§ Aim: Keep the pictures out of the copy and repeat the records exactly.

=== Data to use ===

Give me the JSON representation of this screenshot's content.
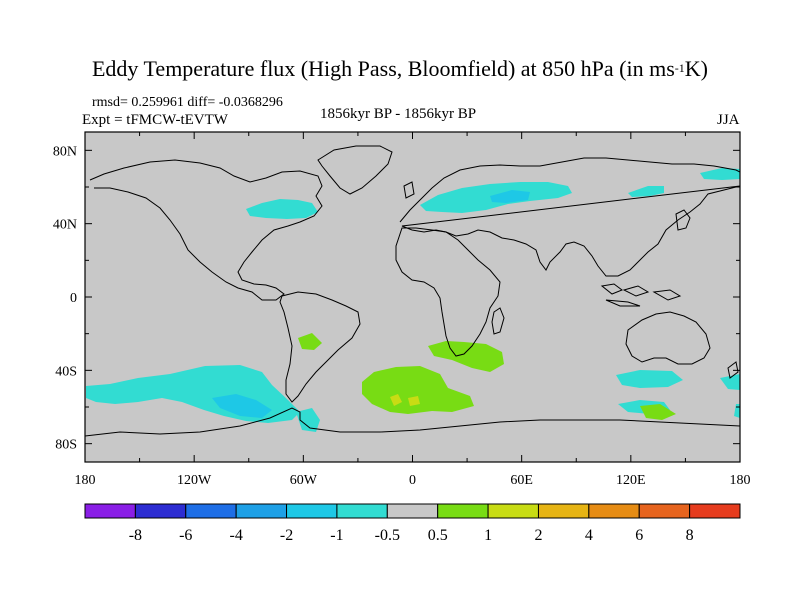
{
  "header": {
    "title_main": "Eddy Temperature flux (High Pass, Bloomfield) at 850 hPa (in ms",
    "title_sup": "-1",
    "title_tail": "K)",
    "stats": "rmsd= 0.259961  diff= -0.0368296",
    "experiment": "Expt = tFMCW-tEVTW",
    "period": "1856kyr BP - 1856kyr BP",
    "season": "JJA"
  },
  "map": {
    "background_color": "#c8c8c8",
    "coastline_color": "#000000",
    "x_ticks": [
      "180",
      "120W",
      "60W",
      "0",
      "60E",
      "120E",
      "180"
    ],
    "y_ticks": [
      "80N",
      "40N",
      "0",
      "40S",
      "80S"
    ]
  },
  "colorbar": {
    "colors": [
      "#8a1ee6",
      "#2d2dd2",
      "#1e6ee6",
      "#1ea0e6",
      "#1ec8e6",
      "#32dcd2",
      "#c8c8c8",
      "#78dc14",
      "#c8dc14",
      "#e6b414",
      "#e68c14",
      "#e6641e",
      "#e63c1e"
    ],
    "labels": [
      "-8",
      "-6",
      "-4",
      "-2",
      "-1",
      "-0.5",
      "0.5",
      "1",
      "2",
      "4",
      "6",
      "8"
    ]
  },
  "colors": {
    "negative_light": "#32dcd2",
    "negative_mid": "#1ec8e6",
    "positive_light": "#78dc14",
    "positive_mid": "#c8dc14"
  }
}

===

§ Correct answer:
Give me the JSON representation of this screenshot's content.
{
  "header": {
    "title_main": "Eddy Temperature flux (High Pass, Bloomfield) at 850 hPa (in ms",
    "title_sup": "-1",
    "title_tail": "K)",
    "stats": "rmsd= 0.259961  diff= -0.0368296",
    "experiment": "Expt = tFMCW-tEVTW",
    "period": "1856kyr BP - 1856kyr BP",
    "season": "JJA"
  },
  "map": {
    "background_color": "#c8c8c8",
    "coastline_color": "#000000",
    "x_ticks": [
      "180",
      "120W",
      "60W",
      "0",
      "60E",
      "120E",
      "180"
    ],
    "y_ticks": [
      "80N",
      "40N",
      "0",
      "40S",
      "80S"
    ]
  },
  "colorbar": {
    "colors": [
      "#8a1ee6",
      "#2d2dd2",
      "#1e6ee6",
      "#1ea0e6",
      "#1ec8e6",
      "#32dcd2",
      "#c8c8c8",
      "#78dc14",
      "#c8dc14",
      "#e6b414",
      "#e68c14",
      "#e6641e",
      "#e63c1e"
    ],
    "labels": [
      "-8",
      "-6",
      "-4",
      "-2",
      "-1",
      "-0.5",
      "0.5",
      "1",
      "2",
      "4",
      "6",
      "8"
    ]
  },
  "colors": {
    "negative_light": "#32dcd2",
    "negative_mid": "#1ec8e6",
    "positive_light": "#78dc14",
    "positive_mid": "#c8dc14"
  }
}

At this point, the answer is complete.